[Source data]

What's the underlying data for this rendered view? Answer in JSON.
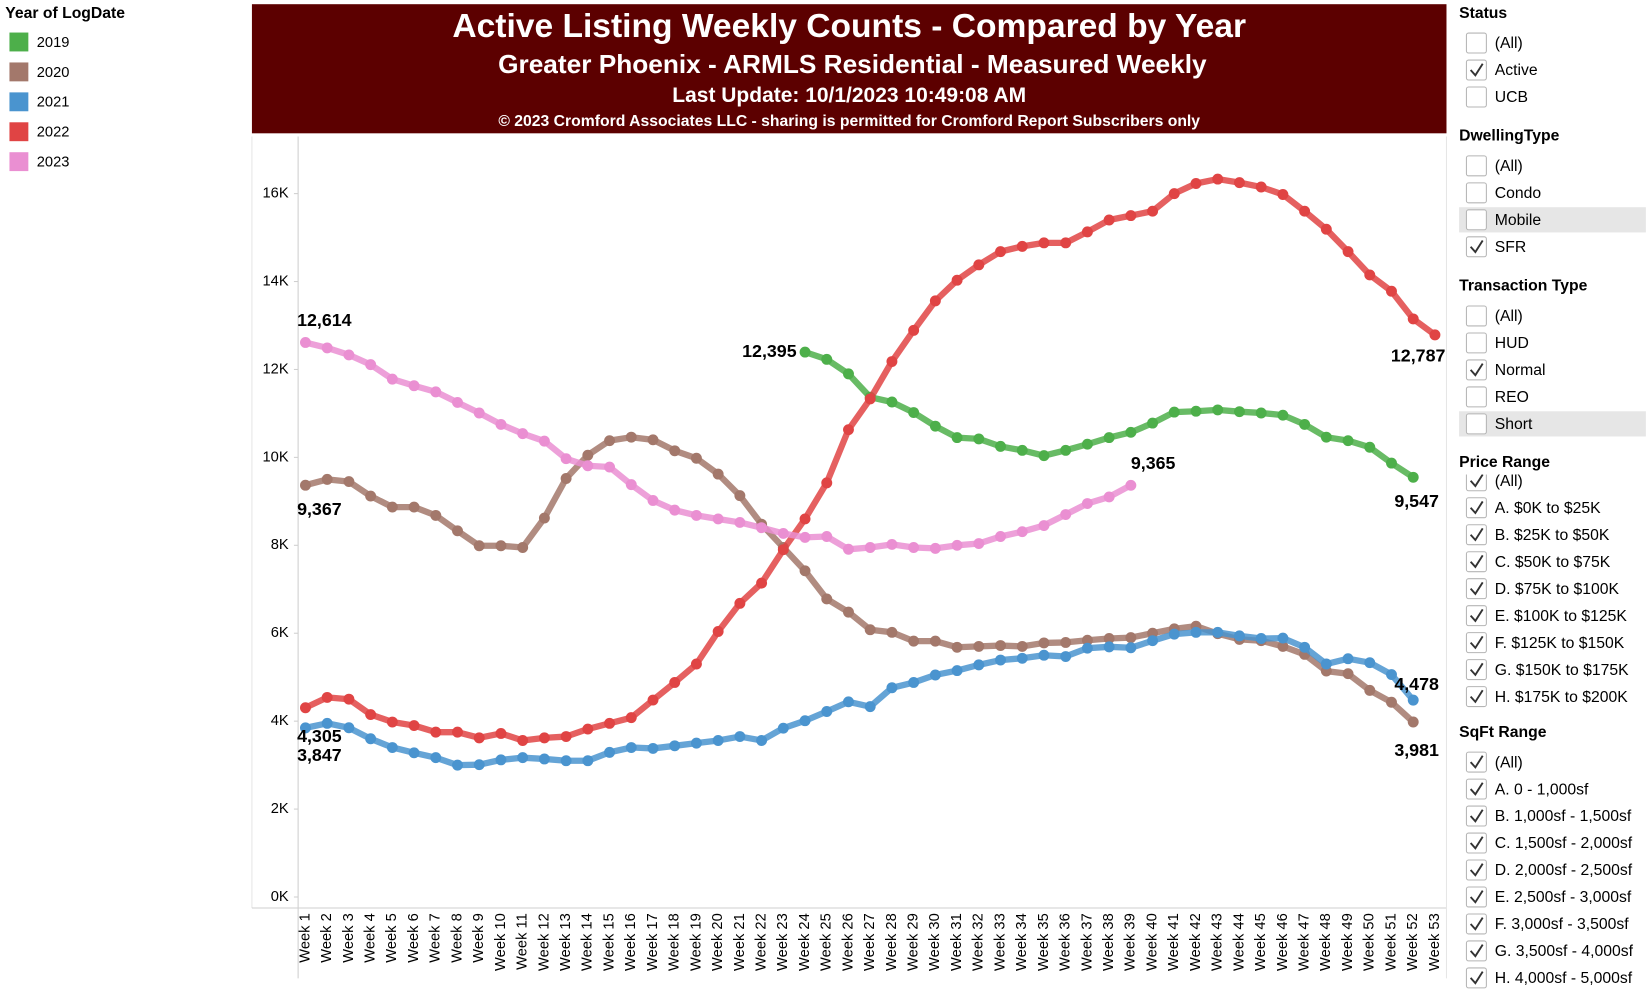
{
  "legend_title": "Year of LogDate",
  "chart_data": {
    "type": "line",
    "title": "Active Listing Weekly Counts - Compared by Year",
    "subtitle": "Greater Phoenix - ARMLS Residential - Measured Weekly",
    "update_note": "Last Update: 10/1/2023 10:49:08 AM",
    "copyright": "© 2023 Cromford Associates LLC - sharing is permitted for Cromford Report Subscribers only",
    "categories": [
      "Week 1",
      "Week 2",
      "Week 3",
      "Week 4",
      "Week 5",
      "Week 6",
      "Week 7",
      "Week 8",
      "Week 9",
      "Week 10",
      "Week 11",
      "Week 12",
      "Week 13",
      "Week 14",
      "Week 15",
      "Week 16",
      "Week 17",
      "Week 18",
      "Week 19",
      "Week 20",
      "Week 21",
      "Week 22",
      "Week 23",
      "Week 24",
      "Week 25",
      "Week 26",
      "Week 27",
      "Week 28",
      "Week 29",
      "Week 30",
      "Week 31",
      "Week 32",
      "Week 33",
      "Week 34",
      "Week 35",
      "Week 36",
      "Week 37",
      "Week 38",
      "Week 39",
      "Week 40",
      "Week 41",
      "Week 42",
      "Week 43",
      "Week 44",
      "Week 45",
      "Week 46",
      "Week 47",
      "Week 48",
      "Week 49",
      "Week 50",
      "Week 51",
      "Week 52",
      "Week 53"
    ],
    "ylim": [
      -250,
      17300
    ],
    "yticks": [
      {
        "value": 0,
        "label": "0K"
      },
      {
        "value": 2000,
        "label": "2K"
      },
      {
        "value": 4000,
        "label": "4K"
      },
      {
        "value": 6000,
        "label": "6K"
      },
      {
        "value": 8000,
        "label": "8K"
      },
      {
        "value": 10000,
        "label": "10K"
      },
      {
        "value": 12000,
        "label": "12K"
      },
      {
        "value": 14000,
        "label": "14K"
      },
      {
        "value": 16000,
        "label": "16K"
      }
    ],
    "grid": false,
    "series": [
      {
        "name": "2019",
        "color": "#4daf4a",
        "values": [
          null,
          null,
          null,
          null,
          null,
          null,
          null,
          null,
          null,
          null,
          null,
          null,
          null,
          null,
          null,
          null,
          null,
          null,
          null,
          null,
          null,
          null,
          null,
          12395,
          12230,
          11900,
          11370,
          11260,
          11020,
          10710,
          10450,
          10420,
          10250,
          10160,
          10040,
          10160,
          10300,
          10450,
          10570,
          10780,
          11030,
          11050,
          11080,
          11040,
          11010,
          10960,
          10750,
          10460,
          10380,
          10230,
          9870,
          9547,
          null
        ],
        "value_labels": [
          null,
          null,
          null,
          null,
          null,
          null,
          null,
          null,
          null,
          null,
          null,
          null,
          null,
          null,
          null,
          null,
          null,
          null,
          null,
          null,
          null,
          null,
          null,
          "12,395",
          null,
          null,
          null,
          null,
          null,
          null,
          null,
          null,
          null,
          null,
          null,
          null,
          null,
          null,
          null,
          null,
          null,
          null,
          null,
          null,
          null,
          null,
          null,
          null,
          null,
          null,
          null,
          "9,547",
          null
        ]
      },
      {
        "name": "2020",
        "color": "#a3786b",
        "values": [
          9367,
          9500,
          9450,
          9120,
          8870,
          8870,
          8680,
          8330,
          7990,
          7990,
          7950,
          8620,
          9520,
          10050,
          10380,
          10460,
          10400,
          10150,
          9980,
          9620,
          9130,
          8480,
          7950,
          7420,
          6780,
          6480,
          6080,
          6020,
          5820,
          5820,
          5680,
          5700,
          5720,
          5700,
          5780,
          5790,
          5840,
          5880,
          5900,
          6000,
          6100,
          6160,
          5990,
          5860,
          5830,
          5700,
          5520,
          5140,
          5080,
          4700,
          4430,
          3981,
          null
        ],
        "value_labels": [
          "9,367",
          null,
          null,
          null,
          null,
          null,
          null,
          null,
          null,
          null,
          null,
          null,
          null,
          null,
          null,
          null,
          null,
          null,
          null,
          null,
          null,
          null,
          null,
          null,
          null,
          null,
          null,
          null,
          null,
          null,
          null,
          null,
          null,
          null,
          null,
          null,
          null,
          null,
          null,
          null,
          null,
          null,
          null,
          null,
          null,
          null,
          null,
          null,
          null,
          null,
          null,
          "3,981",
          null
        ]
      },
      {
        "name": "2021",
        "color": "#4a94cf",
        "values": [
          3847,
          3950,
          3850,
          3600,
          3400,
          3280,
          3170,
          3000,
          3010,
          3120,
          3170,
          3140,
          3100,
          3100,
          3290,
          3400,
          3380,
          3440,
          3500,
          3560,
          3650,
          3560,
          3840,
          4010,
          4220,
          4440,
          4330,
          4760,
          4880,
          5050,
          5150,
          5280,
          5390,
          5430,
          5500,
          5470,
          5660,
          5690,
          5670,
          5830,
          5980,
          6020,
          6020,
          5940,
          5880,
          5890,
          5680,
          5300,
          5420,
          5330,
          5060,
          4478,
          null
        ],
        "value_labels": [
          "3,847",
          null,
          null,
          null,
          null,
          null,
          null,
          null,
          null,
          null,
          null,
          null,
          null,
          null,
          null,
          null,
          null,
          null,
          null,
          null,
          null,
          null,
          null,
          null,
          null,
          null,
          null,
          null,
          null,
          null,
          null,
          null,
          null,
          null,
          null,
          null,
          null,
          null,
          null,
          null,
          null,
          null,
          null,
          null,
          null,
          null,
          null,
          null,
          null,
          null,
          null,
          "4,478",
          null
        ]
      },
      {
        "name": "2022",
        "color": "#e04444",
        "values": [
          4305,
          4540,
          4500,
          4150,
          3980,
          3900,
          3750,
          3750,
          3620,
          3720,
          3560,
          3620,
          3650,
          3820,
          3950,
          4080,
          4480,
          4880,
          5300,
          6040,
          6680,
          7140,
          7900,
          8600,
          9420,
          10630,
          11330,
          12180,
          12890,
          13560,
          14030,
          14380,
          14680,
          14800,
          14880,
          14880,
          15130,
          15400,
          15500,
          15600,
          16000,
          16230,
          16330,
          16250,
          16150,
          15980,
          15600,
          15190,
          14680,
          14150,
          13780,
          13150,
          12787
        ],
        "value_labels": [
          "4,305",
          null,
          null,
          null,
          null,
          null,
          null,
          null,
          null,
          null,
          null,
          null,
          null,
          null,
          null,
          null,
          null,
          null,
          null,
          null,
          null,
          null,
          null,
          null,
          null,
          null,
          null,
          null,
          null,
          null,
          null,
          null,
          null,
          null,
          null,
          null,
          null,
          null,
          null,
          null,
          null,
          null,
          null,
          null,
          null,
          null,
          null,
          null,
          null,
          null,
          null,
          null,
          "12,787"
        ]
      },
      {
        "name": "2023",
        "color": "#ea8fd2",
        "values": [
          12614,
          12490,
          12330,
          12110,
          11780,
          11630,
          11490,
          11250,
          11010,
          10750,
          10540,
          10370,
          9970,
          9810,
          9780,
          9380,
          9020,
          8800,
          8680,
          8600,
          8520,
          8400,
          8270,
          8180,
          8200,
          7910,
          7950,
          8020,
          7950,
          7930,
          8000,
          8040,
          8200,
          8310,
          8450,
          8700,
          8950,
          9100,
          9365,
          null,
          null,
          null,
          null,
          null,
          null,
          null,
          null,
          null,
          null,
          null,
          null,
          null,
          null
        ],
        "value_labels": [
          "12,614",
          null,
          null,
          null,
          null,
          null,
          null,
          null,
          null,
          null,
          null,
          null,
          null,
          null,
          null,
          null,
          null,
          null,
          null,
          null,
          null,
          null,
          null,
          null,
          null,
          null,
          null,
          null,
          null,
          null,
          null,
          null,
          null,
          null,
          null,
          null,
          null,
          null,
          "9,365",
          null,
          null,
          null,
          null,
          null,
          null,
          null,
          null,
          null,
          null,
          null,
          null,
          null,
          null
        ]
      }
    ]
  },
  "filters": [
    {
      "title": "Status",
      "items": [
        {
          "label": "(All)",
          "checked": false
        },
        {
          "label": "Active",
          "checked": true
        },
        {
          "label": "UCB",
          "checked": false
        }
      ]
    },
    {
      "title": "DwellingType",
      "items": [
        {
          "label": "(All)",
          "checked": false
        },
        {
          "label": "Condo",
          "checked": false
        },
        {
          "label": "Mobile",
          "checked": false,
          "highlighted": true
        },
        {
          "label": "SFR",
          "checked": true
        }
      ]
    },
    {
      "title": "Transaction Type",
      "items": [
        {
          "label": "(All)",
          "checked": false
        },
        {
          "label": "HUD",
          "checked": false
        },
        {
          "label": "Normal",
          "checked": true
        },
        {
          "label": "REO",
          "checked": false
        },
        {
          "label": "Short",
          "checked": false,
          "highlighted": true
        }
      ]
    },
    {
      "title": "Price Range",
      "items": [
        {
          "label": "(All)",
          "checked": true
        },
        {
          "label": "A. $0K to $25K",
          "checked": true
        },
        {
          "label": "B. $25K to $50K",
          "checked": true
        },
        {
          "label": "C. $50K to $75K",
          "checked": true
        },
        {
          "label": "D. $75K to $100K",
          "checked": true
        },
        {
          "label": "E. $100K to $125K",
          "checked": true
        },
        {
          "label": "F. $125K to $150K",
          "checked": true
        },
        {
          "label": "G. $150K to $175K",
          "checked": true
        },
        {
          "label": "H. $175K to $200K",
          "checked": true
        }
      ]
    },
    {
      "title": "SqFt Range",
      "items": [
        {
          "label": "(All)",
          "checked": true
        },
        {
          "label": "A. 0 - 1,000sf",
          "checked": true
        },
        {
          "label": "B. 1,000sf - 1,500sf",
          "checked": true
        },
        {
          "label": "C. 1,500sf - 2,000sf",
          "checked": true
        },
        {
          "label": "D. 2,000sf - 2,500sf",
          "checked": true
        },
        {
          "label": "E. 2,500sf - 3,000sf",
          "checked": true
        },
        {
          "label": "F. 3,000sf - 3,500sf",
          "checked": true
        },
        {
          "label": "G. 3,500sf - 4,000sf",
          "checked": true
        },
        {
          "label": "H. 4,000sf - 5,000sf",
          "checked": true
        }
      ]
    }
  ]
}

→ Exercise:
Extract every line of the records above that contains the word "name".

→ Complete output:
        "name": "2019",
        "name": "2020",
        "name": "2021",
        "name": "2022",
        "name": "2023",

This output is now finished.